#### [Instruction 1]
Return every line of the records that contains the string "title".

SOUWIE ON . . . The arts

Art and history battle for new territory in the story behind the Mauritshuis

The above is a collage – Corn with Pearl Earring en Jenny Boots Black Girl with Pearl (2021) by student, Nanan Kangs.  A product of the Art Battle arranged by the Mauritshuis as one of a number of events marking its 200 year anniversary, it alludes of course to one of the museum’s most famous paintings, Girl with a Pearl Earring by Johannes Vermeer. It also draws on the much more recent work of another Dutch artist, Jenny Boots, who created Black Girl with Pearl in 2016.

This collage highlights the power of art to interpret and re-interpret history in endless iterations of creative impulse. In this case, it is Dutch colonial history that has come under increasing scrutiny in the form of Count Johan Maurits of Nassau-Siegen and his so-called sugar palace, the Mauritshuis. Build with the profits he made in the colonies of Dutch Brazil, it took over a decade to complete – 1633 to 1644. It is now home to hundreds of priceless paintings including Potter’s Bull, Jan Steen’s Girl Eating Oysters and Carel Fabritius’s Gold Finch.

#### [Exercise materials]
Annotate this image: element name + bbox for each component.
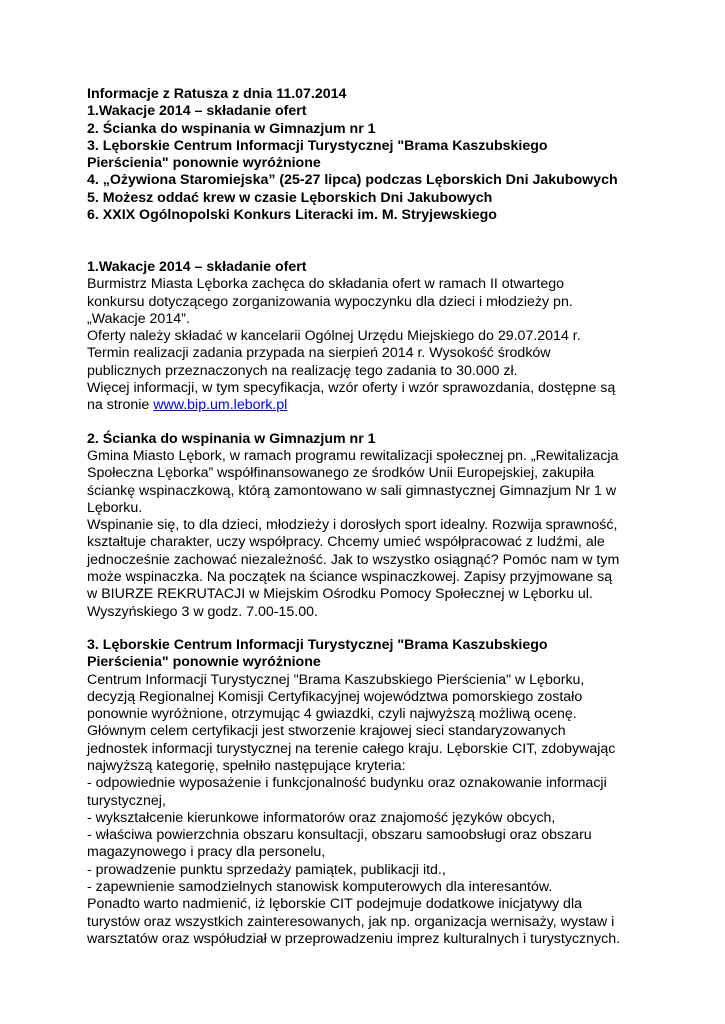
- paragraph-line: ściankę wspinaczkową, którą zamontowano w sali gimnastycznej Gimnazjum Nr 1 w: [87, 482, 617, 499]
- section-2: [87, 431, 647, 621]
- paragraph-line: Więcej informacji, w tym specyfikacja, wzór oferty i wzór sprawozdania, dostępne są: [87, 380, 616, 397]
- paragraph-line: - wykształcenie kierunkowe informatorów oraz znajomość języków obcych,: [87, 809, 556, 826]
- toc-block: [87, 86, 647, 224]
- toc-header: Informacje z Ratusza z dnia 11.07.2014: [87, 86, 347, 102]
- paragraph-line: turystów oraz wszystkich zainteresowanych, jak np. organizacja wernisaży, wystaw i: [87, 913, 615, 930]
- paragraph-line: może wspinaczka. Na początek na ściance wspinaczkowej. Zapisy przyjmowane są: [87, 569, 613, 586]
- paragraph-line: Burmistrz Miasta Lęborka zachęca do składania ofert w ramach II otwartego: [87, 276, 565, 293]
- document-page: [87, 86, 647, 948]
- paragraph-line: Lęborku.: [87, 499, 143, 516]
- paragraph-line: w BIURZE REKRUTACJI w Miejskim Ośrodku Pomocy Społecznej w Lęborku ul.: [87, 586, 593, 603]
- section-3: [87, 637, 647, 948]
- section-1: [87, 259, 647, 415]
- section-1-title: 1.Wakacje 2014 – składanie ofert: [87, 258, 307, 275]
- paragraph-line: najwyższą kategorię, spełniło następujące kryteria:: [87, 757, 406, 774]
- section-2-title: 2. Ścianka do wspinania w Gimnazjum nr 1: [87, 430, 376, 447]
- paragraph-line: Termin realizacji zadania przypada na sierpień 2014 r. Wysokość środków: [87, 345, 551, 362]
- paragraph-line: Ponadto warto nadmienić, iż lęborskie CIT podejmuje dodatkowe inicjatywy dla: [87, 896, 582, 913]
- spacer: [87, 621, 647, 637]
- paragraph-line: kształtuje charakter, uczy współpracy. Chcemy umieć współpracować z ludźmi, ale: [87, 534, 605, 551]
- toc-item: 5. Możesz oddać krew w czasie Lęborskich Dni Jakubowych: [87, 189, 493, 206]
- paragraph-line: warsztatów oraz współudział w przeprowadzeniu imprez kulturalnych i turystycznych.: [87, 930, 621, 947]
- section-3-title: 3. Lęborskie Centrum Informacji Turystycznej "Brama Kaszubskiego: [87, 636, 548, 653]
- section-3-title: Pierścienia" ponownie wyróżnione: [87, 654, 321, 671]
- paragraph-line: Wyszyńskiego 3 w godz. 7.00-15.00.: [87, 603, 318, 620]
- paragraph-line: Oferty należy składać w kancelarii Ogólnej Urzędu Miejskiego do 29.07.2014 r.: [87, 328, 581, 345]
- paragraph-line: jednocześnie zachować niezależność. Jak to wszystko osiągnąć? Pomóc nam w tym: [87, 551, 620, 568]
- paragraph-line: turystycznej,: [87, 792, 166, 809]
- paragraph-line: jednostek informacji turystycznej na terenie całego kraju. Lęborskie CIT, zdobywając: [87, 740, 616, 757]
- toc-item: Pierścienia" ponownie wyróżnione: [87, 155, 321, 172]
- paragraph-line: Społeczna Lęborka” współfinansowanego ze środków Unii Europejskiej, zakupiła: [87, 465, 595, 482]
- paragraph-line: - prowadzenie punktu sprzedaży pamiątek, publikacji itd.,: [87, 861, 446, 878]
- paragraph-line: „Wakacje 2014”.: [87, 310, 190, 327]
- paragraph-line: publicznych przeznaczonych na realizację tego zadania to 30.000 zł.: [87, 362, 518, 379]
- paragraph-line: - odpowiednie wyposażenie i funkcjonalność budynku oraz oznakowanie informacji: [87, 775, 607, 792]
- toc-item: 4. „Ożywiona Staromiejska” (25-27 lipca) podczas Lęborskich Dni Jakubowych: [87, 172, 618, 189]
- link-prefix: na stronie: [87, 397, 154, 414]
- toc-item: 3. Lęborskie Centrum Informacji Turystycznej "Brama Kaszubskiego: [87, 137, 548, 154]
- paragraph-line: Głównym celem certyfikacji jest stworzenie krajowej sieci standaryzowanych: [87, 723, 566, 740]
- toc-item: 6. XXIX Ogólnopolski Konkurs Literacki im. M. Stryjewskiego: [87, 207, 497, 224]
- paragraph-line-with-link: [87, 397, 647, 414]
- paragraph-line: Centrum Informacji Turystycznej "Brama Kaszubskiego Pierścienia" w Lęborku,: [87, 671, 585, 688]
- paragraph-line: ponownie wyróżnione, otrzymując 4 gwiazdki, czyli najwyższą możliwą ocenę.: [87, 706, 577, 723]
- paragraph-line: Gmina Miasto Lębork, w ramach programu rewitalizacji społecznej pn. „Rewitalizacja: [87, 447, 619, 464]
- spacer: [87, 415, 647, 431]
- spacer: [87, 224, 647, 259]
- paragraph-line: magazynowego i pracy dla personelu,: [87, 844, 326, 861]
- paragraph-line: Wspinanie się, to dla dzieci, młodzieży i dorosłych sport idealny. Rozwija sprawność,: [87, 517, 618, 534]
- bip-website-link[interactable]: www.bip.um.lebork.pl: [153, 397, 288, 414]
- paragraph-line: - właściwa powierzchnia obszaru konsultacji, obszaru samoobsługi oraz obszaru: [87, 827, 592, 844]
- toc-item: 2. Ścianka do wspinania w Gimnazjum nr 1: [87, 120, 376, 137]
- paragraph-line: decyzją Regionalnej Komisji Certyfikacyjnej województwa pomorskiego zostało: [87, 688, 583, 705]
- paragraph-line: - zapewnienie samodzielnych stanowisk komputerowych dla interesantów.: [87, 879, 553, 896]
- paragraph-line: konkursu dotyczącego zorganizowania wypoczynku dla dzieci i młodzieży pn.: [87, 293, 573, 310]
- toc-item: 1.Wakacje 2014 – składanie ofert: [87, 103, 307, 120]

#### [Instruction 2]
Give the Mauritshuis article again in full, word for word.

#### [Answer 1]
- section-1-title: 1.Wakacje 2014 – składanie ofert: [87, 258, 307, 275]
- section-2-title: 2. Ścianka do wspinania w Gimnazjum nr 1: [87, 430, 376, 447]
- section-3-title: 3. Lęborskie Centrum Informacji Turystycznej "Brama Kaszubskiego: [87, 636, 548, 653]
- section-3-title: Pierścienia" ponownie wyróżnione: [87, 654, 321, 671]

#### [Answer 2]
SOUWIE ON . . . The arts

Art and history battle for new territory in the story behind the Mauritshuis

The above is a collage – Corn with Pearl Earring en Jenny Boots Black Girl with Pearl (2021) by student, Nanan Kangs.  A product of the Art Battle arranged by the Mauritshuis as one of a number of events marking its 200 year anniversary, it alludes of course to one of the museum’s most famous paintings, Girl with a Pearl Earring by Johannes Vermeer. It also draws on the much more recent work of another Dutch artist, Jenny Boots, who created Black Girl with Pearl in 2016.

This collage highlights the power of art to interpret and re-interpret history in endless iterations of creative impulse. In this case, it is Dutch colonial history that has come under increasing scrutiny in the form of Count Johan Maurits of Nassau-Siegen and his so-called sugar palace, the Mauritshuis. Build with the profits he made in the colonies of Dutch Brazil, it took over a decade to complete – 1633 to 1644. It is now home to hundreds of priceless paintings including Potter’s Bull, Jan Steen’s Girl Eating Oysters and Carel Fabritius’s Gold Finch.